▸ TO BE DONE: Extract each line of the data below exactly as written.

>> Start DATA FOR THE TASK

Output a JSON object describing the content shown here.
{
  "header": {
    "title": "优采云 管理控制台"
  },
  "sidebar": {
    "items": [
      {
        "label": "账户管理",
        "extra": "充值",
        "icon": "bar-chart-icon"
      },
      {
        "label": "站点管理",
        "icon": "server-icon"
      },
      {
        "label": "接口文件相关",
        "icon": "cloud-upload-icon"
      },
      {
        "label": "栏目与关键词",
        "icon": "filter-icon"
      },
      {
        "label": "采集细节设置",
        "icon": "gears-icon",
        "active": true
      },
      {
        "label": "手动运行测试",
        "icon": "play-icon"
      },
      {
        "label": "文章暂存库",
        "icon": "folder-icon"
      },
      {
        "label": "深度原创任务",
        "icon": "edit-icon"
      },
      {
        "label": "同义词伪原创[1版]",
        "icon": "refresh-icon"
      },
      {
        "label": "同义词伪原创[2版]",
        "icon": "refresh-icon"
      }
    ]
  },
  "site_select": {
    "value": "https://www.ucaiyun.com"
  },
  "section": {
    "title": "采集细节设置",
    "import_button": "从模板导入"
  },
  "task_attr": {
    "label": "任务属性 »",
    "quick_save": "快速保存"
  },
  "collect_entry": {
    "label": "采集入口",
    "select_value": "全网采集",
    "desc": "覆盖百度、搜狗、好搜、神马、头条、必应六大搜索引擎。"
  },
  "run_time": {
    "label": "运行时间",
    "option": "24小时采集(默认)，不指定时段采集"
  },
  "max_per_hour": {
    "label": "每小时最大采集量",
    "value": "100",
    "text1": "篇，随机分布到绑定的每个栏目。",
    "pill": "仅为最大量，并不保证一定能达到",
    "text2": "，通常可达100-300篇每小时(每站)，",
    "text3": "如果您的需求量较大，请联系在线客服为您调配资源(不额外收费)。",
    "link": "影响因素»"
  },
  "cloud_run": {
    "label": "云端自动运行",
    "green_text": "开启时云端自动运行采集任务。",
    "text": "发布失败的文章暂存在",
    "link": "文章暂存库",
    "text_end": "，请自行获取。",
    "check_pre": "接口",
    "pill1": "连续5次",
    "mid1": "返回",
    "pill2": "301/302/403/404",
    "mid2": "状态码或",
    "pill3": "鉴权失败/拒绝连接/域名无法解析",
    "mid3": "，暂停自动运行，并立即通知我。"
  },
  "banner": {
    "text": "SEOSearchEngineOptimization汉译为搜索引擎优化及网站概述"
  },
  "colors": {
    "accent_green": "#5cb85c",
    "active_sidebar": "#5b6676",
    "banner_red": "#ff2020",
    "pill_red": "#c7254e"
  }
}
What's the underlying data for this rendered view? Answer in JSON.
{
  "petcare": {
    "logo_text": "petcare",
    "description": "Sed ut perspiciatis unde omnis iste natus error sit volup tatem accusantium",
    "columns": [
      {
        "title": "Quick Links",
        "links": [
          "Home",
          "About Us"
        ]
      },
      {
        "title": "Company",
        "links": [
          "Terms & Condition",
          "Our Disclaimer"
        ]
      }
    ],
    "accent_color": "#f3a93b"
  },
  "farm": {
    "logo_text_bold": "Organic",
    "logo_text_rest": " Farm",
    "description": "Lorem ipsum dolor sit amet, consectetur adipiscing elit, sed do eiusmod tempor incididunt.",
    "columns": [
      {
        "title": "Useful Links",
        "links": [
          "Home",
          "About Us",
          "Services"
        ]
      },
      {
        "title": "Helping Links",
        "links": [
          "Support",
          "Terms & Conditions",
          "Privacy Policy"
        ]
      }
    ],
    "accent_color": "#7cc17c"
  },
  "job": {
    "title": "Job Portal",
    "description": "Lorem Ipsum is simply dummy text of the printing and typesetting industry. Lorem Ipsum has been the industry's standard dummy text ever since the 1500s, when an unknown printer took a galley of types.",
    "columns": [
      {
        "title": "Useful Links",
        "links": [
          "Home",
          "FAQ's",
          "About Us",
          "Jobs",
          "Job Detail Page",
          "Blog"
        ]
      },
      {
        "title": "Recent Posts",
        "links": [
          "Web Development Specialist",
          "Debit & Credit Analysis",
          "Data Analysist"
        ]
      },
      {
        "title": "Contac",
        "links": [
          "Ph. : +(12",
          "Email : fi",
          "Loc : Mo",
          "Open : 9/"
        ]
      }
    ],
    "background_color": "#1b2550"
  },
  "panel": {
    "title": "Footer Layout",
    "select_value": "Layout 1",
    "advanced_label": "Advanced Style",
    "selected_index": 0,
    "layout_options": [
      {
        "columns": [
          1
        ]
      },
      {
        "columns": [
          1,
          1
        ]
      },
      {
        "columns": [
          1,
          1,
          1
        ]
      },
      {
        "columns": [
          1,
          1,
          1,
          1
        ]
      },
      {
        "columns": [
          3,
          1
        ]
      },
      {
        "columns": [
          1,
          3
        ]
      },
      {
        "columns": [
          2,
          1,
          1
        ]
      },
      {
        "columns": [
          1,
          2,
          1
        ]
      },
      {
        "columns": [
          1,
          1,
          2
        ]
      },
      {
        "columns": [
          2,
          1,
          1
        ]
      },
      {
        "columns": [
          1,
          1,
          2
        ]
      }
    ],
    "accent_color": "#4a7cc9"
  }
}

>> End DATA FOR THE TASK

▸ TASK RESPONSE:
Output a JSON object describing the content shown here.
{
  "header": {
    "title": "优采云 管理控制台"
  },
  "sidebar": {
    "items": [
      {
        "label": "账户管理",
        "extra": "充值",
        "icon": "bar-chart-icon"
      },
      {
        "label": "站点管理",
        "icon": "server-icon"
      },
      {
        "label": "接口文件相关",
        "icon": "cloud-upload-icon"
      },
      {
        "label": "栏目与关键词",
        "icon": "filter-icon"
      },
      {
        "label": "采集细节设置",
        "icon": "gears-icon",
        "active": true
      },
      {
        "label": "手动运行测试",
        "icon": "play-icon"
      },
      {
        "label": "文章暂存库",
        "icon": "folder-icon"
      },
      {
        "label": "深度原创任务",
        "icon": "edit-icon"
      },
      {
        "label": "同义词伪原创[1版]",
        "icon": "refresh-icon"
      },
      {
        "label": "同义词伪原创[2版]",
        "icon": "refresh-icon"
      }
    ]
  },
  "site_select": {
    "value": "https://www.ucaiyun.com"
  },
  "section": {
    "title": "采集细节设置",
    "import_button": "从模板导入"
  },
  "task_attr": {
    "label": "任务属性 »",
    "quick_save": "快速保存"
  },
  "collect_entry": {
    "label": "采集入口",
    "select_value": "全网采集",
    "desc": "覆盖百度、搜狗、好搜、神马、头条、必应六大搜索引擎。"
  },
  "run_time": {
    "label": "运行时间",
    "option": "24小时采集(默认)，不指定时段采集"
  },
  "max_per_hour": {
    "label": "每小时最大采集量",
    "value": "100",
    "text1": "篇，随机分布到绑定的每个栏目。",
    "pill": "仅为最大量，并不保证一定能达到",
    "text2": "，通常可达100-300篇每小时(每站)，",
    "text3": "如果您的需求量较大，请联系在线客服为您调配资源(不额外收费)。",
    "link": "影响因素»"
  },
  "cloud_run": {
    "label": "云端自动运行",
    "green_text": "开启时云端自动运行采集任务。",
    "text": "发布失败的文章暂存在",
    "link": "文章暂存库",
    "text_end": "，请自行获取。",
    "check_pre": "接口",
    "pill1": "连续5次",
    "mid1": "返回",
    "pill2": "301/302/403/404",
    "mid2": "状态码或",
    "pill3": "鉴权失败/拒绝连接/域名无法解析",
    "mid3": "，暂停自动运行，并立即通知我。"
  },
  "banner": {
    "text": "SEOSearchEngineOptimization汉译为搜索引擎优化及网站概述"
  },
  "colors": {
    "accent_green": "#5cb85c",
    "active_sidebar": "#5b6676",
    "banner_red": "#ff2020",
    "pill_red": "#c7254e"
  }
}
What's the underlying data for this rendered view? Answer in JSON.
{
  "petcare": {
    "logo_text": "petcare",
    "description": "Sed ut perspiciatis unde omnis iste natus error sit volup tatem accusantium",
    "columns": [
      {
        "title": "Quick Links",
        "links": [
          "Home",
          "About Us"
        ]
      },
      {
        "title": "Company",
        "links": [
          "Terms & Condition",
          "Our Disclaimer"
        ]
      }
    ],
    "accent_color": "#f3a93b"
  },
  "farm": {
    "logo_text_bold": "Organic",
    "logo_text_rest": " Farm",
    "description": "Lorem ipsum dolor sit amet, consectetur adipiscing elit, sed do eiusmod tempor incididunt.",
    "columns": [
      {
        "title": "Useful Links",
        "links": [
          "Home",
          "About Us",
          "Services"
        ]
      },
      {
        "title": "Helping Links",
        "links": [
          "Support",
          "Terms & Conditions",
          "Privacy Policy"
        ]
      }
    ],
    "accent_color": "#7cc17c"
  },
  "job": {
    "title": "Job Portal",
    "description": "Lorem Ipsum is simply dummy text of the printing and typesetting industry. Lorem Ipsum has been the industry's standard dummy text ever since the 1500s, when an unknown printer took a galley of types.",
    "columns": [
      {
        "title": "Useful Links",
        "links": [
          "Home",
          "FAQ's",
          "About Us",
          "Jobs",
          "Job Detail Page",
          "Blog"
        ]
      },
      {
        "title": "Recent Posts",
        "links": [
          "Web Development Specialist",
          "Debit & Credit Analysis",
          "Data Analysist"
        ]
      },
      {
        "title": "Contac",
        "links": [
          "Ph. : +(12",
          "Email : fi",
          "Loc : Mo",
          "Open : 9/"
        ]
      }
    ],
    "background_color": "#1b2550"
  },
  "panel": {
    "title": "Footer Layout",
    "select_value": "Layout 1",
    "advanced_label": "Advanced Style",
    "selected_index": 0,
    "layout_options": [
      {
        "columns": [
          1
        ]
      },
      {
        "columns": [
          1,
          1
        ]
      },
      {
        "columns": [
          1,
          1,
          1
        ]
      },
      {
        "columns": [
          1,
          1,
          1,
          1
        ]
      },
      {
        "columns": [
          3,
          1
        ]
      },
      {
        "columns": [
          1,
          3
        ]
      },
      {
        "columns": [
          2,
          1,
          1
        ]
      },
      {
        "columns": [
          1,
          2,
          1
        ]
      },
      {
        "columns": [
          1,
          1,
          2
        ]
      },
      {
        "columns": [
          2,
          1,
          1
        ]
      },
      {
        "columns": [
          1,
          1,
          2
        ]
      }
    ],
    "accent_color": "#4a7cc9"
  }
}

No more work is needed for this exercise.